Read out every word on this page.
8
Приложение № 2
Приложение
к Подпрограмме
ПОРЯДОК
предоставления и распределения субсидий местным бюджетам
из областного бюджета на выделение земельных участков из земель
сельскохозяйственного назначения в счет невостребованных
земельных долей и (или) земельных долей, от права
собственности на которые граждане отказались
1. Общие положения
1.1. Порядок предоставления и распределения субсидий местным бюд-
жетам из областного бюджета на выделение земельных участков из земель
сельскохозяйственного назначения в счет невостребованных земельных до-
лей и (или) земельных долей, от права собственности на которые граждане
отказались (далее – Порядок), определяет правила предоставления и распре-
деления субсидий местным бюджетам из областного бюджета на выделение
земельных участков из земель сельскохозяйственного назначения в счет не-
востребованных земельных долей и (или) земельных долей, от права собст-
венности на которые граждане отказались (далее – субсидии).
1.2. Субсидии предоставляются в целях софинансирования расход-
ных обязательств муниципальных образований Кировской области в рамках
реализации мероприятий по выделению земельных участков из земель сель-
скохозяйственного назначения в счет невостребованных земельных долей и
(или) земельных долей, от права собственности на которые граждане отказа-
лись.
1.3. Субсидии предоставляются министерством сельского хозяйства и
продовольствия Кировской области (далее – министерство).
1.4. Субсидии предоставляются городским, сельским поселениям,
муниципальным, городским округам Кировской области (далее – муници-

——

#### WHAT TO WORK ON
Pick out, from the lines above, every one that contains the string "невостребованных".

#### THE ANSWER
сельскохозяйственного назначения в счет невостребованных
сельскохозяйственного назначения в счет невостребованных земельных до-
скохозяйственного назначения в счет невостребованных земельных долей и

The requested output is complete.